» **Written exercise**:
Locate every line in the records below that contains the word "plain", and copy each one.

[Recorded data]
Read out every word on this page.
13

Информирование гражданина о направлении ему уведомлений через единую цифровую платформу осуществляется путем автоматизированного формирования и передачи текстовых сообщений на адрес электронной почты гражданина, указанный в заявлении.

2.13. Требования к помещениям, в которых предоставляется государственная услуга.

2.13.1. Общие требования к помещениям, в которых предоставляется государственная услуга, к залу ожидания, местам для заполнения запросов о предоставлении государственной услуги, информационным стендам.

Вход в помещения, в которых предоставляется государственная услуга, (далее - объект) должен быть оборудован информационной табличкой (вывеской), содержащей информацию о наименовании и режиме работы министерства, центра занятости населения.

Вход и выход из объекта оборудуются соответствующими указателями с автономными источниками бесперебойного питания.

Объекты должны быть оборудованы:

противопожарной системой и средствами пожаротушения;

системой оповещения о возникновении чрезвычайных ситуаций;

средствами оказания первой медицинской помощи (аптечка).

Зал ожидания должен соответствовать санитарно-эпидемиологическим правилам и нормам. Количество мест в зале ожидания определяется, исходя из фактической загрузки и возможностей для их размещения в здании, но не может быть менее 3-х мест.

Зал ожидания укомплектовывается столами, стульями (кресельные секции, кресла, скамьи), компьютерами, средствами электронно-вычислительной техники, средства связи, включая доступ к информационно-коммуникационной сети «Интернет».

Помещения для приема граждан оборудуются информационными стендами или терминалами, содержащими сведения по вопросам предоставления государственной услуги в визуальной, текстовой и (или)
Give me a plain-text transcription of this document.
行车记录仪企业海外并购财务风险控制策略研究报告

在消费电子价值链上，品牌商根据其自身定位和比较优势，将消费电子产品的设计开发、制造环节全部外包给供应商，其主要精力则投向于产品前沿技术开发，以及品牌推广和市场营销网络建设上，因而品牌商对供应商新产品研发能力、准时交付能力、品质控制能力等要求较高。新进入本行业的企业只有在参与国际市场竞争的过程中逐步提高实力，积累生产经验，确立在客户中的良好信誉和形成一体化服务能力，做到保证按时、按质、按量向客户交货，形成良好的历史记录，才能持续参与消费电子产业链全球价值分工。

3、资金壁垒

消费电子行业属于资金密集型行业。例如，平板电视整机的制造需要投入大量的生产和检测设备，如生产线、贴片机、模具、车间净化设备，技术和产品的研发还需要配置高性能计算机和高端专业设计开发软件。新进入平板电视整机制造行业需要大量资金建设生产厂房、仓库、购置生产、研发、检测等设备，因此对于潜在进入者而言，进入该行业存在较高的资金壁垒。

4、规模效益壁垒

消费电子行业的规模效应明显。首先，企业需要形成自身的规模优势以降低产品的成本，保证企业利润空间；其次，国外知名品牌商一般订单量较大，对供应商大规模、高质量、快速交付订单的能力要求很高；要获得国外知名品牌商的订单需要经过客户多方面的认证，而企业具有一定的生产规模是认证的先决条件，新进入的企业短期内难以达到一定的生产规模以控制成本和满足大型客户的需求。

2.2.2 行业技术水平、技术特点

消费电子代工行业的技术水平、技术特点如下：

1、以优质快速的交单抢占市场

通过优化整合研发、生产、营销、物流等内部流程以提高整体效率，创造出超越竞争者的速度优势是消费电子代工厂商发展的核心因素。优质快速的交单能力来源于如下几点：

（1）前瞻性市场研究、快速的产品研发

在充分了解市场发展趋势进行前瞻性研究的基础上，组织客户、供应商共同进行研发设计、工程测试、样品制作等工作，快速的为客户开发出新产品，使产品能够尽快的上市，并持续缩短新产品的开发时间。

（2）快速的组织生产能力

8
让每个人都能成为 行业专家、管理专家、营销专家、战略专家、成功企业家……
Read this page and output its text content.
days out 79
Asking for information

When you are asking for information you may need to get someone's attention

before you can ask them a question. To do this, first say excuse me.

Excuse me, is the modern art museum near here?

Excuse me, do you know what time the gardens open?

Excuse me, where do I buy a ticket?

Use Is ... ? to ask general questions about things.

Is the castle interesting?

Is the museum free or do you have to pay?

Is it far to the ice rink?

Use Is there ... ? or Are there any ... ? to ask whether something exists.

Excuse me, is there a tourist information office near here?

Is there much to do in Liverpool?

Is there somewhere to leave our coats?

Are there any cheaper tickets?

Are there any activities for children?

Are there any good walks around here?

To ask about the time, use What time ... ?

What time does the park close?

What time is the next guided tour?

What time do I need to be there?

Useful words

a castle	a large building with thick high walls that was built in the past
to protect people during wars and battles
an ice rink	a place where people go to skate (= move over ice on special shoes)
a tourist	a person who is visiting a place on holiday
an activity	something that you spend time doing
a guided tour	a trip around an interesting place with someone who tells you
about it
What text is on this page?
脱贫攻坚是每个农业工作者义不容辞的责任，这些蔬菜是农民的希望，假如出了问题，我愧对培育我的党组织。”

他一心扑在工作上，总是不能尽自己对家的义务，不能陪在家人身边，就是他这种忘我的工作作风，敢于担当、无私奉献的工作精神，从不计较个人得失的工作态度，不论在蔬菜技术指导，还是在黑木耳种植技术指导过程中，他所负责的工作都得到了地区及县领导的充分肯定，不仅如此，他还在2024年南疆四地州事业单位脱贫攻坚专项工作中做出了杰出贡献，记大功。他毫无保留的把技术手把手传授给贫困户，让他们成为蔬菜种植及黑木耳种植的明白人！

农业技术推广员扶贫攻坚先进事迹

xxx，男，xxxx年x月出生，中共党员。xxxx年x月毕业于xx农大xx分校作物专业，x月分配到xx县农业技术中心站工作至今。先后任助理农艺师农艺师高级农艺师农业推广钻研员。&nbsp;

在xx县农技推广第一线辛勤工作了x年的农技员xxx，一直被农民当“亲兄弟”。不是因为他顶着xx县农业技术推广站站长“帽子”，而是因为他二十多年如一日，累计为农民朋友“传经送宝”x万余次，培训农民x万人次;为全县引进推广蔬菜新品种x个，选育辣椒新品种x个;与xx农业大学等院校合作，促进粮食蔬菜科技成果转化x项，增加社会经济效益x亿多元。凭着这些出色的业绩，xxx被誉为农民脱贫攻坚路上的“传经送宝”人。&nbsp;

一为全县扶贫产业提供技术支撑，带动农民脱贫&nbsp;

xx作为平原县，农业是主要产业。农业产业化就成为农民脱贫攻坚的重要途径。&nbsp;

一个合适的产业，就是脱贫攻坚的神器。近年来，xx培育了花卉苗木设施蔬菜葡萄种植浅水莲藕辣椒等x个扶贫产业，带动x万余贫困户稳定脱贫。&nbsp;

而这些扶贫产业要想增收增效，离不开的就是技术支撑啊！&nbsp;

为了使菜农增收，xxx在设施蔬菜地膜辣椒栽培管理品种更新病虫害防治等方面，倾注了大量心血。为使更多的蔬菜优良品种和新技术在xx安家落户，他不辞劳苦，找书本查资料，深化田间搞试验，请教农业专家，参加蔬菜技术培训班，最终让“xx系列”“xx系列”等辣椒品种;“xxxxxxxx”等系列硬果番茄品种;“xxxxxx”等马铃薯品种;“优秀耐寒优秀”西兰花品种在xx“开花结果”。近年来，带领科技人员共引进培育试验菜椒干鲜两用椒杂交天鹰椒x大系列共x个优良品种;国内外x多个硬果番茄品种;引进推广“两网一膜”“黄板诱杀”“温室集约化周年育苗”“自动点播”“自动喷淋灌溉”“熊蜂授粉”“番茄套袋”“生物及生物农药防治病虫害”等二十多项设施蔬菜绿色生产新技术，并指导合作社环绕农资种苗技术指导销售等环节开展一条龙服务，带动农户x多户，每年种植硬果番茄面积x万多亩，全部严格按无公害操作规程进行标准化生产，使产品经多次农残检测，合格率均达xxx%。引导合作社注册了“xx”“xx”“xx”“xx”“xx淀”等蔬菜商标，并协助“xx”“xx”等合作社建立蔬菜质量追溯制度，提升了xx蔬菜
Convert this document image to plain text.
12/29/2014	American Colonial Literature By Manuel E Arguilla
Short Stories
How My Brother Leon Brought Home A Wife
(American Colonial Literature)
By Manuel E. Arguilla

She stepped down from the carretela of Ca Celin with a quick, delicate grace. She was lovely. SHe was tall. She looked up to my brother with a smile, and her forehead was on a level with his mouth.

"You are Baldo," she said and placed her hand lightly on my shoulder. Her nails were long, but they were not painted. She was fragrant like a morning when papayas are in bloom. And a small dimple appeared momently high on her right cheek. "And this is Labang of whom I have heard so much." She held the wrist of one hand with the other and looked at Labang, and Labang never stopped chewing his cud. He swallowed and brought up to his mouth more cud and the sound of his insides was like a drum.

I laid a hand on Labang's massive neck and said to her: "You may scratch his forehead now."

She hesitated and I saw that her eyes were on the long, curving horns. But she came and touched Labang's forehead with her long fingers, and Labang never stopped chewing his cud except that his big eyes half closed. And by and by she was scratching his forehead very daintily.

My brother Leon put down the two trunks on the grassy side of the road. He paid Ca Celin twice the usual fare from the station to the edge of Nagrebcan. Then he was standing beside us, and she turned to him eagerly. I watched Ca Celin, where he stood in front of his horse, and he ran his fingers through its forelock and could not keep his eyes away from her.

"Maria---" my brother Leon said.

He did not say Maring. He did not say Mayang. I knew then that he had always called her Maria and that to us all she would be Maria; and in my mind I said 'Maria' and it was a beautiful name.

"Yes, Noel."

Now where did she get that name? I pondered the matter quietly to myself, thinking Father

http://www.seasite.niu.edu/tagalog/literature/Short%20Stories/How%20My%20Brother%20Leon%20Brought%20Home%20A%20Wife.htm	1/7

» **Response to the task**:
Give me a plain-text transcription of this document.
Convert this document image to plain text.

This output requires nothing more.